Stated problem: Under this task are some entries; return every one of them exactly.

Dataset records:

════════

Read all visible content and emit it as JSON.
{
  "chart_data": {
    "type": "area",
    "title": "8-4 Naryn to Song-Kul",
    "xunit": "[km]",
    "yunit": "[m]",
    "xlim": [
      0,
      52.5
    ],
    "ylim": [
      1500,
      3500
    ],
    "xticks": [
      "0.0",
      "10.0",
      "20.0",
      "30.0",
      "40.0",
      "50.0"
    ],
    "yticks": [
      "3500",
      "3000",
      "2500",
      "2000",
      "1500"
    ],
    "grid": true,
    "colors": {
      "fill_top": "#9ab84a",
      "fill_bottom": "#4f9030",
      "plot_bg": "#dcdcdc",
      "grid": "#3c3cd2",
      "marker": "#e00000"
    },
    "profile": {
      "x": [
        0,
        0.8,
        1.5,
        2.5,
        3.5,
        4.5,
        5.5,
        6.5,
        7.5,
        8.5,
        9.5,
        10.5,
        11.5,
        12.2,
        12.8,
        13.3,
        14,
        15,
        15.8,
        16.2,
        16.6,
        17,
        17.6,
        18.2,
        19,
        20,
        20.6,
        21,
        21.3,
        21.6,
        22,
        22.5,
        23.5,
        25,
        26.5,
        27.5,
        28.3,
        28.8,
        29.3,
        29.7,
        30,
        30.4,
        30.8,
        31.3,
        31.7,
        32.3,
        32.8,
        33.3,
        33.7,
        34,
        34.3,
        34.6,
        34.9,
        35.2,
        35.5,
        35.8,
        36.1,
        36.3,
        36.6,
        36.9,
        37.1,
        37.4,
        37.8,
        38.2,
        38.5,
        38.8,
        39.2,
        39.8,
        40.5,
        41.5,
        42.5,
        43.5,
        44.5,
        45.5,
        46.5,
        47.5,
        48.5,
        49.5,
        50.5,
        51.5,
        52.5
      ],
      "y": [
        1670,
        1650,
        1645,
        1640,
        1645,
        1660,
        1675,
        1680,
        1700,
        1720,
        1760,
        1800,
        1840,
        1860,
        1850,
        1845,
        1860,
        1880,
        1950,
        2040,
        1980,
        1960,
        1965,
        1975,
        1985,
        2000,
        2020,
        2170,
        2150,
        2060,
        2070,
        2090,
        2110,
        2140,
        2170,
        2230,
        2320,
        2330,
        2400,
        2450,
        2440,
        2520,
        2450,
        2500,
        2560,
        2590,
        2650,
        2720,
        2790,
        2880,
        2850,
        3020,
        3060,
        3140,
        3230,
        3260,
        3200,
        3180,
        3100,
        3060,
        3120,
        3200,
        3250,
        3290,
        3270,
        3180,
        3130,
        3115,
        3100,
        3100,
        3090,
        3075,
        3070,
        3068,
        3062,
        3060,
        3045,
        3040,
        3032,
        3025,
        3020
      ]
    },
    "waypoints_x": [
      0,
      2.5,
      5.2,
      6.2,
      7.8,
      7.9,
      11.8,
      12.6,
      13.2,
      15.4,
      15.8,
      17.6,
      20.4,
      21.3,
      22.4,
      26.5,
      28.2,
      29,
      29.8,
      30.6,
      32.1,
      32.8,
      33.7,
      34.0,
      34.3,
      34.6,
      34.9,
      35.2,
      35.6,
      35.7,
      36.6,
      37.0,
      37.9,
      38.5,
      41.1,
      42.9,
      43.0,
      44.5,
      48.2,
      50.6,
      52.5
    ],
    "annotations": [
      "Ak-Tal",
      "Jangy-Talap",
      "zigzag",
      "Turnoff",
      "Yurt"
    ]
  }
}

════════

Solution to this task:
Read all visible content and emit it as JSON.
{
  "chart_data": {
    "type": "area",
    "title": "8-4 Naryn to Song-Kul",
    "xunit": "[km]",
    "yunit": "[m]",
    "xlim": [
      0,
      52.5
    ],
    "ylim": [
      1500,
      3500
    ],
    "xticks": [
      "0.0",
      "10.0",
      "20.0",
      "30.0",
      "40.0",
      "50.0"
    ],
    "yticks": [
      "3500",
      "3000",
      "2500",
      "2000",
      "1500"
    ],
    "grid": true,
    "colors": {
      "fill_top": "#9ab84a",
      "fill_bottom": "#4f9030",
      "plot_bg": "#dcdcdc",
      "grid": "#3c3cd2",
      "marker": "#e00000"
    },
    "profile": {
      "x": [
        0,
        0.8,
        1.5,
        2.5,
        3.5,
        4.5,
        5.5,
        6.5,
        7.5,
        8.5,
        9.5,
        10.5,
        11.5,
        12.2,
        12.8,
        13.3,
        14,
        15,
        15.8,
        16.2,
        16.6,
        17,
        17.6,
        18.2,
        19,
        20,
        20.6,
        21,
        21.3,
        21.6,
        22,
        22.5,
        23.5,
        25,
        26.5,
        27.5,
        28.3,
        28.8,
        29.3,
        29.7,
        30,
        30.4,
        30.8,
        31.3,
        31.7,
        32.3,
        32.8,
        33.3,
        33.7,
        34,
        34.3,
        34.6,
        34.9,
        35.2,
        35.5,
        35.8,
        36.1,
        36.3,
        36.6,
        36.9,
        37.1,
        37.4,
        37.8,
        38.2,
        38.5,
        38.8,
        39.2,
        39.8,
        40.5,
        41.5,
        42.5,
        43.5,
        44.5,
        45.5,
        46.5,
        47.5,
        48.5,
        49.5,
        50.5,
        51.5,
        52.5
      ],
      "y": [
        1670,
        1650,
        1645,
        1640,
        1645,
        1660,
        1675,
        1680,
        1700,
        1720,
        1760,
        1800,
        1840,
        1860,
        1850,
        1845,
        1860,
        1880,
        1950,
        2040,
        1980,
        1960,
        1965,
        1975,
        1985,
        2000,
        2020,
        2170,
        2150,
        2060,
        2070,
        2090,
        2110,
        2140,
        2170,
        2230,
        2320,
        2330,
        2400,
        2450,
        2440,
        2520,
        2450,
        2500,
        2560,
        2590,
        2650,
        2720,
        2790,
        2880,
        2850,
        3020,
        3060,
        3140,
        3230,
        3260,
        3200,
        3180,
        3100,
        3060,
        3120,
        3200,
        3250,
        3290,
        3270,
        3180,
        3130,
        3115,
        3100,
        3100,
        3090,
        3075,
        3070,
        3068,
        3062,
        3060,
        3045,
        3040,
        3032,
        3025,
        3020
      ]
    },
    "waypoints_x": [
      0,
      2.5,
      5.2,
      6.2,
      7.8,
      7.9,
      11.8,
      12.6,
      13.2,
      15.4,
      15.8,
      17.6,
      20.4,
      21.3,
      22.4,
      26.5,
      28.2,
      29,
      29.8,
      30.6,
      32.1,
      32.8,
      33.7,
      34.0,
      34.3,
      34.6,
      34.9,
      35.2,
      35.6,
      35.7,
      36.6,
      37.0,
      37.9,
      38.5,
      41.1,
      42.9,
      43.0,
      44.5,
      48.2,
      50.6,
      52.5
    ],
    "annotations": [
      "Ak-Tal",
      "Jangy-Talap",
      "zigzag",
      "Turnoff",
      "Yurt"
    ]
  }
}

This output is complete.